──────── MATERIAL SUPPLIED ────────

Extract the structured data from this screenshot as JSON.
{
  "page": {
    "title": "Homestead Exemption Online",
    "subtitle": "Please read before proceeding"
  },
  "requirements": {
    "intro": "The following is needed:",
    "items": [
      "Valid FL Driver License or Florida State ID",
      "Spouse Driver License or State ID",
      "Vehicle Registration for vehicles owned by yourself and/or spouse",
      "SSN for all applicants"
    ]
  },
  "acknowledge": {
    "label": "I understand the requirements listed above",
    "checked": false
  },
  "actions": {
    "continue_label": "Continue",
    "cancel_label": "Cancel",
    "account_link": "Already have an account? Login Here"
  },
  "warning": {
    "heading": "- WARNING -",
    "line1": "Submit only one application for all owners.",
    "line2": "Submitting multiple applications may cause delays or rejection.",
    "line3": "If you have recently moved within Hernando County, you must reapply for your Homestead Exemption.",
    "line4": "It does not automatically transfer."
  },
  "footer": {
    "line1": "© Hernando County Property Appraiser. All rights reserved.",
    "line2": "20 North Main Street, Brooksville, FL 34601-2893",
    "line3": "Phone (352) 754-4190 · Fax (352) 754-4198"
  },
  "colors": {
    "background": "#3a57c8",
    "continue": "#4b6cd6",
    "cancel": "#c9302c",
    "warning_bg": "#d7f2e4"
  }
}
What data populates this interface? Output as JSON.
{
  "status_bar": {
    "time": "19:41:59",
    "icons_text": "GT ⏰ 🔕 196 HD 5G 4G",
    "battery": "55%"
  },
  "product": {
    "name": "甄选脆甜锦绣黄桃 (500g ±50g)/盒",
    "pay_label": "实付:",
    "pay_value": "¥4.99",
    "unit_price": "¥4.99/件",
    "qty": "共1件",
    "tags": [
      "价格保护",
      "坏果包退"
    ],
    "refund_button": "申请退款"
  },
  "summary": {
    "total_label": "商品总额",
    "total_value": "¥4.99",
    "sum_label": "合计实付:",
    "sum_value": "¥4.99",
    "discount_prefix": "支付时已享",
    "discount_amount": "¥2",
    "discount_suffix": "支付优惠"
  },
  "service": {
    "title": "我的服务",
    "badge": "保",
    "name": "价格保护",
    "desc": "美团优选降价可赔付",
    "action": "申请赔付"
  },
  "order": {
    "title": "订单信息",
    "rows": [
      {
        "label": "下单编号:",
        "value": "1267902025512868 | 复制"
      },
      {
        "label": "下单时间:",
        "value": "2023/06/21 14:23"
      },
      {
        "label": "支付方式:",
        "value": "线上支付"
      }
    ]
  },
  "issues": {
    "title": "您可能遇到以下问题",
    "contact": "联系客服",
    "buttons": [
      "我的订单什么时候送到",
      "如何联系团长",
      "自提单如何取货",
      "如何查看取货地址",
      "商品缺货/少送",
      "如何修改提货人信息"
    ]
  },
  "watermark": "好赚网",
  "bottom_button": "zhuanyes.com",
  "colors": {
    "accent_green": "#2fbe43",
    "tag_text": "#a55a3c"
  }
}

────────

#### WHAT IS EXPECTED
From the data above, copy out every line with the string "Driver" in it.

#### CORRECT RESULT
      "Valid FL Driver License or Florida State ID",
      "Spouse Driver License or State ID",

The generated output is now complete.